Jens Tillufssøn Bjelke (died in Copenhagen, 14 October 1559) was a Danish-Norwegian nobleman and a feudal lord of Jemtland, Norway, was originally from Danish Skåne (now Swedish). Jens Tillufssøn Bjelke was one of several notable Danes who acquired land, resided permanently in Norway, became thoroughly Norwegian and founded new Norwegian noble families, which replaced the old nobility of the first rank. He was the grandfather of Chancellor Jens Ågessøn Bjelke and great-grandfather of Governor Jorgen Bjelke.

==Up and coming==

The first recorded mention of Jens indicates that he was a secretary for the bishop in then-Danish Lund in 1534. He came to Norway in 1537 in Christoffer Huitfeldt’s service, when Lutheran Protestantism was being promoted in the Trondheim region. During the Reformation, Nidarholm Abbey on the island of Munkholmen, was the stronghold of Olav Engelbrektsson, the last Roman Catholic Archbishop of Nidaros. Bjelke served in the fleet led by Jens Splid which besieged Archbishop Engelbrektsson’s men at Nidarholm in 1537; they were forced to surrender. Bjelke was awarded the Abbey and its property as compensation for his services. He exchanged Munkholmen for Tautra island; from there he served as the feudal overlord of Jemtland, on the Norwegian-Swedish border beginning in 1542 and continuing until his death.

[Entries contained in a dataset]
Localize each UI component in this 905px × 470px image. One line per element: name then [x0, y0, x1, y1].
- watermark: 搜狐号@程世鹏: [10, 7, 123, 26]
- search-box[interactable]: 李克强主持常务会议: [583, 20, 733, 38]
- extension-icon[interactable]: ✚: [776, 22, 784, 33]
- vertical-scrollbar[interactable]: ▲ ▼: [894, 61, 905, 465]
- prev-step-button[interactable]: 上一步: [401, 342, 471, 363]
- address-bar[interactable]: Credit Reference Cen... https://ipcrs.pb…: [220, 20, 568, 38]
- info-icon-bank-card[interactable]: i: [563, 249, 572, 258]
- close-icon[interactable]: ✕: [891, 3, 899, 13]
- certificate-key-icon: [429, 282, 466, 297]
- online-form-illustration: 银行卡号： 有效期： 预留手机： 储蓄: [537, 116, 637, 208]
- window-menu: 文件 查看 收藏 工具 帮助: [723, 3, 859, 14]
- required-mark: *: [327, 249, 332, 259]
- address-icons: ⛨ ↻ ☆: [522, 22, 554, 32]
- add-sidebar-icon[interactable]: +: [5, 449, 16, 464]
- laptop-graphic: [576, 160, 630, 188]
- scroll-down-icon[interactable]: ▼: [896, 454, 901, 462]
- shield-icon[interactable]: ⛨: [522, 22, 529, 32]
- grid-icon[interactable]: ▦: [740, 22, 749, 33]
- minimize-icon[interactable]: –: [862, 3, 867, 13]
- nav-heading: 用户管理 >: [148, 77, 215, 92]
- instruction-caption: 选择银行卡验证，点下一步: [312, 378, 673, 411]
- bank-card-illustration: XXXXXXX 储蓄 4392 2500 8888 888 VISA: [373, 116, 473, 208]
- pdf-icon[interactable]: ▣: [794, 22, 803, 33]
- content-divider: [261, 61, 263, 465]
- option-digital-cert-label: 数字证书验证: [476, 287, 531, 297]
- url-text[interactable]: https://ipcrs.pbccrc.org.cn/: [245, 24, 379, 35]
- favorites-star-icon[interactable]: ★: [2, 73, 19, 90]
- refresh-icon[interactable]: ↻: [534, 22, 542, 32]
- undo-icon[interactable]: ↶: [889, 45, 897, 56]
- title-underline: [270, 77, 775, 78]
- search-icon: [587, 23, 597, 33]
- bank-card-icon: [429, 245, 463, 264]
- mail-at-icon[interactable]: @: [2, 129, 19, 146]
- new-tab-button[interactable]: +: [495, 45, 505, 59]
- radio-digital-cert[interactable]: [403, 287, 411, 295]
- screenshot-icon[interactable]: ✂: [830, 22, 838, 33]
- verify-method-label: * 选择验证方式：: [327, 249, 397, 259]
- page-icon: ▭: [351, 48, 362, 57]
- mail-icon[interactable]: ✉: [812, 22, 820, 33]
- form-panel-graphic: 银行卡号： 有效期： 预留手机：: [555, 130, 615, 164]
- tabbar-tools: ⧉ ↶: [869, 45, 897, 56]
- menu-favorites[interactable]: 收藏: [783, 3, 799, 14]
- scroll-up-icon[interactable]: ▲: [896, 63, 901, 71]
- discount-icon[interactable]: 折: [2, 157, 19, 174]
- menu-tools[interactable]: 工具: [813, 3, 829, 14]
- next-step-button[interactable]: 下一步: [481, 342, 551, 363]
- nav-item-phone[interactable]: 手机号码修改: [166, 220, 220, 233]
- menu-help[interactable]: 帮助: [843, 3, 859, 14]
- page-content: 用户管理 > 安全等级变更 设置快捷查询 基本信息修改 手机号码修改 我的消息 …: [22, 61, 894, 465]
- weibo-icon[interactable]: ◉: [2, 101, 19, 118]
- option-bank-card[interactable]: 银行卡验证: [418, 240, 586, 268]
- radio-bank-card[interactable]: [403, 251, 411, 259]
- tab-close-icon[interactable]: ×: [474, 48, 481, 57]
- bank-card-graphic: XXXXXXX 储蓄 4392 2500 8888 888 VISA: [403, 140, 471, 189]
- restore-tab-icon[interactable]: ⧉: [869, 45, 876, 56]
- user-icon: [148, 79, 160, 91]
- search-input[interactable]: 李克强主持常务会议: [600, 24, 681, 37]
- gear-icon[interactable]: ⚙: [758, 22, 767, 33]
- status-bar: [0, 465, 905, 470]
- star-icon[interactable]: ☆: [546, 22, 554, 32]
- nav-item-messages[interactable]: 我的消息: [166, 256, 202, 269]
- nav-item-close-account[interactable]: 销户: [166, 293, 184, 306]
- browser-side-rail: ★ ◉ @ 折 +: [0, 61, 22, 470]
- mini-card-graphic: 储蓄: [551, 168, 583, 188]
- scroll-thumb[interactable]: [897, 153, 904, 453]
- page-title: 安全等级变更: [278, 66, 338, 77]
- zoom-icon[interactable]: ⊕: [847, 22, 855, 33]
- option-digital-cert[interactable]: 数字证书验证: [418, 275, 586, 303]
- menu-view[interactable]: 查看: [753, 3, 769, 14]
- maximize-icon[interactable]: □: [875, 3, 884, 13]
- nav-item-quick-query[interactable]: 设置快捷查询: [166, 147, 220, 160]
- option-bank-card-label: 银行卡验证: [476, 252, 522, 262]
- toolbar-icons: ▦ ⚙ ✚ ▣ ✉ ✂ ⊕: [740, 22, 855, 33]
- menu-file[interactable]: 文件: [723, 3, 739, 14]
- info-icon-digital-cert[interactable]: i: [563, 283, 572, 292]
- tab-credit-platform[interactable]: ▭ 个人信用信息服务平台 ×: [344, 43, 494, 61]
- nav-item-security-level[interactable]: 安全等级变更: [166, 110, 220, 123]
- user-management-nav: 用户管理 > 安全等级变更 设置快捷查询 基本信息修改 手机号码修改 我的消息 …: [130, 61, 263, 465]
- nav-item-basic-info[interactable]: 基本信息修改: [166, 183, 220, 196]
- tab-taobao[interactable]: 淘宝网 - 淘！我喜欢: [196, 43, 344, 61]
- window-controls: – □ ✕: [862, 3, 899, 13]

▸ **Task description**:
Write out the passage of the Jens Tillufssøn Bjelke text starting at the words "Jens Tillufssøn Bjelke (died" and stopping after "Governor Jorgen Bjelke.", with no changes to its wording or punctuation.

▸ **Completed exercise**:
Jens Tillufssøn Bjelke (died in Copenhagen, 14 October 1559) was a Danish-Norwegian nobleman and a feudal lord of Jemtland, Norway, was originally from Danish Skåne (now Swedish). Jens Tillufssøn Bjelke was one of several notable Danes who acquired land, resided permanently in Norway, became thoroughly Norwegian and founded new Norwegian noble families, which replaced the old nobility of the first rank. He was the grandfather of Chancellor Jens Ågessøn Bjelke and great-grandfather of Governor Jorgen Bjelke.